[START]

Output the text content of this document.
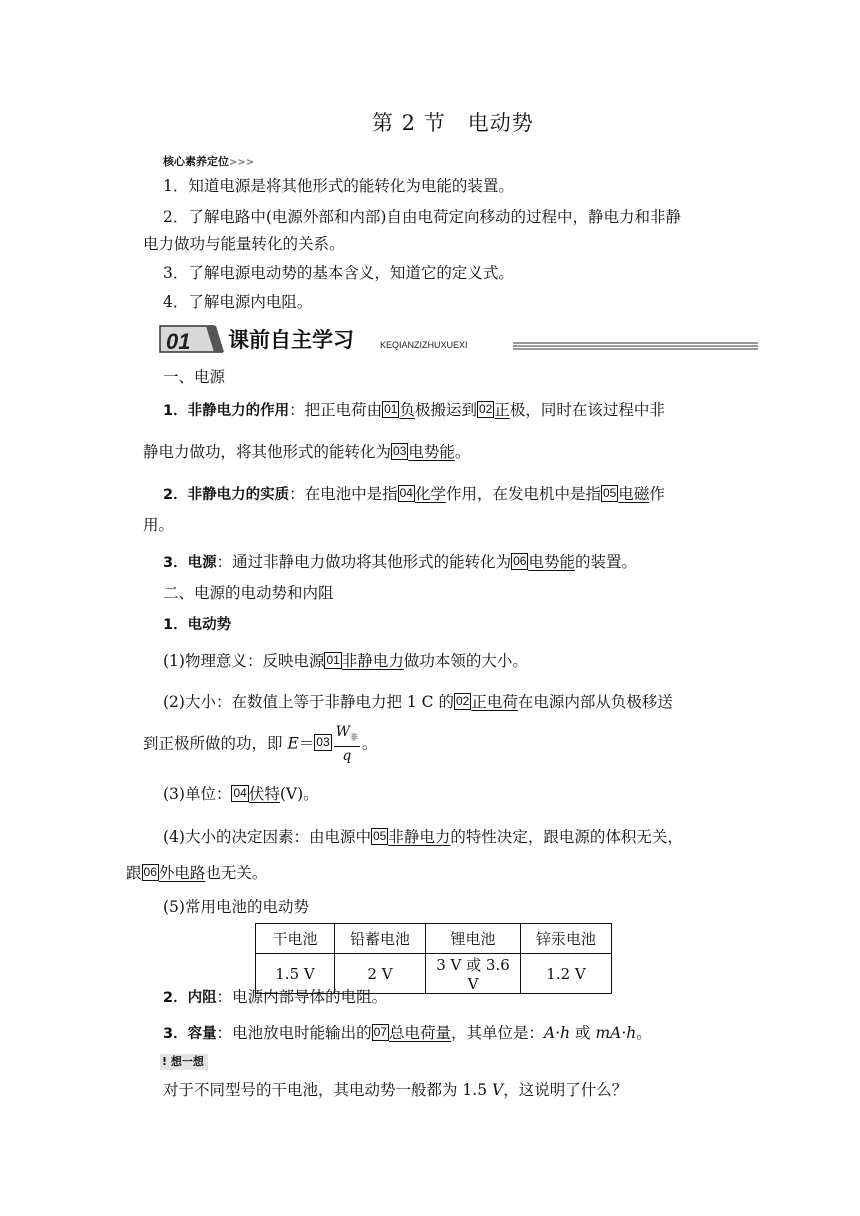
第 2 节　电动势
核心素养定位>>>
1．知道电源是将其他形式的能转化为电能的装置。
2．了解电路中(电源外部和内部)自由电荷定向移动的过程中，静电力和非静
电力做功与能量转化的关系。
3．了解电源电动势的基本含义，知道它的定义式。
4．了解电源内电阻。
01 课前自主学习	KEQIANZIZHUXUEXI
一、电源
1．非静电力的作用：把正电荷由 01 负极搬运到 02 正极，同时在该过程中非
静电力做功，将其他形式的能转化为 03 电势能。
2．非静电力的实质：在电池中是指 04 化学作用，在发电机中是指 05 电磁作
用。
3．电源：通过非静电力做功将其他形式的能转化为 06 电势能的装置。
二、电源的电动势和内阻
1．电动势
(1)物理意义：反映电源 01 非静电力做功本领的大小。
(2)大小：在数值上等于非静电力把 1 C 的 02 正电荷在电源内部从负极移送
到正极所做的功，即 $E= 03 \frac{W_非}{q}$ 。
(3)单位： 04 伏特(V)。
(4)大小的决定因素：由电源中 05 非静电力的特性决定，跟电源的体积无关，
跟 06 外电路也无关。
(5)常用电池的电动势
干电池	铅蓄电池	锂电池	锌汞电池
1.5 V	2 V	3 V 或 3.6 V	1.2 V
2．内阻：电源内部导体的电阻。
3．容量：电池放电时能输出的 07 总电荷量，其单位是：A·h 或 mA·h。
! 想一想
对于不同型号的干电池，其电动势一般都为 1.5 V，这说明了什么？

[END]
[START]

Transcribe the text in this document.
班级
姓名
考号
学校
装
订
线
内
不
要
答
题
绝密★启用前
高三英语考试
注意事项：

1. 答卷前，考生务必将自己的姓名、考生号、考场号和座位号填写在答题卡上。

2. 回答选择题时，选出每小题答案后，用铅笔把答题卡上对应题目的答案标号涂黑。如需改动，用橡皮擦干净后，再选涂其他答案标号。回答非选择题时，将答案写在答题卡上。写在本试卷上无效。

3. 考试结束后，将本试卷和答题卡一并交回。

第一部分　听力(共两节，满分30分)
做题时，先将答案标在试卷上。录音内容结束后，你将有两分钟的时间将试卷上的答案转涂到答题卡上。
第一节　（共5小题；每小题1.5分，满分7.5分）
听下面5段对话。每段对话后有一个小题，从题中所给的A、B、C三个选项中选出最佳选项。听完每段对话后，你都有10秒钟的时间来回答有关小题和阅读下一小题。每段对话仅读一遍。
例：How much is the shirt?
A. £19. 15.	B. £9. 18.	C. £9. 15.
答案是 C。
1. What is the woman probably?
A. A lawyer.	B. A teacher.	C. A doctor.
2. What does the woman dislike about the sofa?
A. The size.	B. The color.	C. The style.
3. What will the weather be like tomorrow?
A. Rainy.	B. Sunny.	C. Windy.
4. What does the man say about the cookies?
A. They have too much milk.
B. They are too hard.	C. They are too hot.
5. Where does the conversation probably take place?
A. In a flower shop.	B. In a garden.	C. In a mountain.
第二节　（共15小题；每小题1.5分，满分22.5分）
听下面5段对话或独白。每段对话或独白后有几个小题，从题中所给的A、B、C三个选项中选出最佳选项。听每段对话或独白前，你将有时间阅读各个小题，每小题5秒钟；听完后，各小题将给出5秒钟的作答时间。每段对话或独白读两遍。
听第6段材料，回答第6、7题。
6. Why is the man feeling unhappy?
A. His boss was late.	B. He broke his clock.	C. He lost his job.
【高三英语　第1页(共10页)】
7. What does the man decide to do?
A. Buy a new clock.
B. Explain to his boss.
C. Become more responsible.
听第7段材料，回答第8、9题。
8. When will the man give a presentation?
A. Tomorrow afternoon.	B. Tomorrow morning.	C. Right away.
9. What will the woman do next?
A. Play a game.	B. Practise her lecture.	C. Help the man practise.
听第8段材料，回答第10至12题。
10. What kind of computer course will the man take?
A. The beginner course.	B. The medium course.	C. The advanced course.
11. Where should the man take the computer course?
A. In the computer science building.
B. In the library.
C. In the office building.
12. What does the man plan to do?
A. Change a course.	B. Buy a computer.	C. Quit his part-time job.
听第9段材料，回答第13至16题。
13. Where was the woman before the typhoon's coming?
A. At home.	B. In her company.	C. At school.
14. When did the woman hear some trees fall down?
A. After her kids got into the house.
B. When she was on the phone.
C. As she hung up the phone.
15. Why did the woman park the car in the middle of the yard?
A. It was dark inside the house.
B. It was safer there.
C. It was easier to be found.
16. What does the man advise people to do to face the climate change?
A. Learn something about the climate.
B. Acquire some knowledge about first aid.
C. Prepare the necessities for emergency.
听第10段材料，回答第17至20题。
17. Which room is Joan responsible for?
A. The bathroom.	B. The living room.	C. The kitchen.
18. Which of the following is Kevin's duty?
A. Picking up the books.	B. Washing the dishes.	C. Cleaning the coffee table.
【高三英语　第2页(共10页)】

[END]

What this task involves:
Show all lines from the data above in which the word "phone" appears.

Reply to the exercise:
B. When she was on the phone.
C. As she hung up the phone.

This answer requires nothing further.